> O que fazer
No poema sobre os cansaços da vida, transcreva o verso que vem logo depois de cada verso formado apenas pelas palavras "e eu".

==== Texto de leitura

Blog de Luís Fontinha. Nasceu em Luanda a 23/01/1966 e reside em Alijó - Portugal desde Setembro de 1971. Desenhador de construção civil, estudou Eng. Mecânica na ESTiG. Escreve, pinta, apaixonado por livros e cachimbos...

01
Fev 13

Os cansaços que a vida me deu

de abraços em pedaços de sol

os carrascos cansaços de uma manhã ao léu

como as cartas do Pacheco (Luiz Pacheco, Cartas ao Léu)

os silêncios das espigas poesia

entre cansaços e carrascos

os teus e os meus abraços

dentro de uma barcaça em dias de alegria,

 

Havia

havia poucas ou nenhumas cartas de amor

que palavras eu diria

à lareira a saudade que ardia

da lareira o sorriso de uma bela e linda flor

havia cigarros de conserva com molho de tomate

havia

e eu sabia que das minhas pobres mãos nascia

e crescia

um lindo menino de nome alicate

coitado coitadinho

enfezado como os orgasmos da menina fantasia,

 

Os cansaços que a vida me deu

poucos

abraços e beijos às bocas que o velho com cabeça de abobora

semeou e plantou e dizimou

não sabendo que eu sabia

que havia

laranjas e limões para a sobremesa

disfarçada de melancia,

 

E havia

homens amantes do sol

e mulheres que amavam a lua

e eu

não sabia

e eu

percebia

e eu

farto da escrita de porcaria

que faço

e invento sem saber e perceber

que um dia vou morrer,

 

E alguém vai dizer

escrever

que grande merda este gajo nos deixou

porque os cansaços que a vida me deu

me tirou

e o amor derretido em paixão

arde docemente à lareira

a mesma lareira onde se aquece a flor

disfarçada de amor

que da minha mão

me amou

ou vai amar,

 

quando perceber

que eu

que eu sou filho do mar...

 

(não revisto)

@Francisco Luís Fontinha

publicado por Francisco Luís Fontinha às 22:39

Vivia numa caixa de sapatos tamanho trinta e cinco, com seis anos vi e calcei o meu primeiro par de botas, ouvia o meu pai

Temos de compra umas botas ao rapaz,

Questionava-me, perguntava-me,

O que são botas?

========
==== Material fornecido

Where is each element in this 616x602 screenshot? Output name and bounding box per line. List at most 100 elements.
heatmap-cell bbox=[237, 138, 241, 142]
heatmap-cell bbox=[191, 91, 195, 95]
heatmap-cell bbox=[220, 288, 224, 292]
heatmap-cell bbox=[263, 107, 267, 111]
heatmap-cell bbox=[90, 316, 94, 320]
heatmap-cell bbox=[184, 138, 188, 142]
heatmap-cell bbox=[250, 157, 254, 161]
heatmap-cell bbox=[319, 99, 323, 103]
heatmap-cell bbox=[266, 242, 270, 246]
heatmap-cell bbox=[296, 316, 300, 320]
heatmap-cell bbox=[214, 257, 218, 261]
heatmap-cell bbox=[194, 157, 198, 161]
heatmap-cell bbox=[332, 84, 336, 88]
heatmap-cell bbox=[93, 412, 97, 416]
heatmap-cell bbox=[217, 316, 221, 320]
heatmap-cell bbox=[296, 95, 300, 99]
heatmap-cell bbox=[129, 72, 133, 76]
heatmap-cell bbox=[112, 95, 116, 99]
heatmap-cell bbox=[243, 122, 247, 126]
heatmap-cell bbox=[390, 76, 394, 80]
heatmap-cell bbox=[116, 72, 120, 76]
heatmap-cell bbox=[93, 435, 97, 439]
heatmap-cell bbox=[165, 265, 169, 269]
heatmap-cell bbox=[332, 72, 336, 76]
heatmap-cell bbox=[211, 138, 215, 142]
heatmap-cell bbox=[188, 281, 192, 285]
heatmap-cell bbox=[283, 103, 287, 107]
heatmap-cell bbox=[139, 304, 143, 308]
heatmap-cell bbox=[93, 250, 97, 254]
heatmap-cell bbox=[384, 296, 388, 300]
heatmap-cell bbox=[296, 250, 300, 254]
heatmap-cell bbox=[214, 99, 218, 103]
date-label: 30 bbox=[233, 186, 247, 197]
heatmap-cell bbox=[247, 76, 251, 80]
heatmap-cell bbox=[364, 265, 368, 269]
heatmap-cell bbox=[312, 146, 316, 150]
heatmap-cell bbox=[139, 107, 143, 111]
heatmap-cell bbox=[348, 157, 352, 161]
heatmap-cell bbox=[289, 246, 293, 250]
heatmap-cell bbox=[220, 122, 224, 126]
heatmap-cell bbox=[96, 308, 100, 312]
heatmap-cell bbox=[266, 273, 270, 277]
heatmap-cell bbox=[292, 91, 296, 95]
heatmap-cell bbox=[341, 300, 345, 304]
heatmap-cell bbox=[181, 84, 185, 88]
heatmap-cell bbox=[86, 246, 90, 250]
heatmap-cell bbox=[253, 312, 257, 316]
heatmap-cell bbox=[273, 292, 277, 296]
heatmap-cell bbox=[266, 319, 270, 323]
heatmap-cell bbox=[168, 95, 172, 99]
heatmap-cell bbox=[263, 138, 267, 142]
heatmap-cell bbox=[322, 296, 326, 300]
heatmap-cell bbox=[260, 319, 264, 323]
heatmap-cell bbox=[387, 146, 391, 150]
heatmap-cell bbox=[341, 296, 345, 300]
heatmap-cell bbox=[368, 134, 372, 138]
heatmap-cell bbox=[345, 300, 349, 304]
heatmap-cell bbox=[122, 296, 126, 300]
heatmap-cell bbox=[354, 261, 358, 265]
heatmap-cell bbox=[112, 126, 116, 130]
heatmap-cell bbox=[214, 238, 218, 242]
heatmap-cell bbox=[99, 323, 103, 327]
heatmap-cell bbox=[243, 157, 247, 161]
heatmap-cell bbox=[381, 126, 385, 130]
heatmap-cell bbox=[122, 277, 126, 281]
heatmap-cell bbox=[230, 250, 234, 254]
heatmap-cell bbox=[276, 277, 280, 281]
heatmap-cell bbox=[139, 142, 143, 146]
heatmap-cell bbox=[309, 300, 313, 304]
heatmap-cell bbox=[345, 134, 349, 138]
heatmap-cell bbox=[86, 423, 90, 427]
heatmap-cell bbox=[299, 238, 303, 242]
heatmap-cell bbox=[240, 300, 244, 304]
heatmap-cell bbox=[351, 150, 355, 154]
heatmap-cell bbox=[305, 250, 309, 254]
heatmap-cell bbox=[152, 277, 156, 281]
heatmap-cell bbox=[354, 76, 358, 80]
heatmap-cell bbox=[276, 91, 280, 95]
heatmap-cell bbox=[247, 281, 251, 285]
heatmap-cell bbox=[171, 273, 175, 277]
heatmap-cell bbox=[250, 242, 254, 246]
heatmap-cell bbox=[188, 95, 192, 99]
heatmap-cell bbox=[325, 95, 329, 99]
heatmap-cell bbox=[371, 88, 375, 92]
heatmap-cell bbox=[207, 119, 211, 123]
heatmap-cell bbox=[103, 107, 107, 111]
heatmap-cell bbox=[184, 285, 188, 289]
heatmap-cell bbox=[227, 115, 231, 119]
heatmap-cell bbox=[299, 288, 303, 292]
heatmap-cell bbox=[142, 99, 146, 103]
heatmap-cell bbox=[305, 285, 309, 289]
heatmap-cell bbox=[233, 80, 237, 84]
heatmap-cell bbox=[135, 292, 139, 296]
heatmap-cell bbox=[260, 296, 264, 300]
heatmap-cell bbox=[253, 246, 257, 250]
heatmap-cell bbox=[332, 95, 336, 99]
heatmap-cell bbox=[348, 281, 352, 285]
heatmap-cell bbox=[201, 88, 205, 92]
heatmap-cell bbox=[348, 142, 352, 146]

========

> Resposta desenvolvida
- não sabia
- percebia
- farto da escrita de porcaria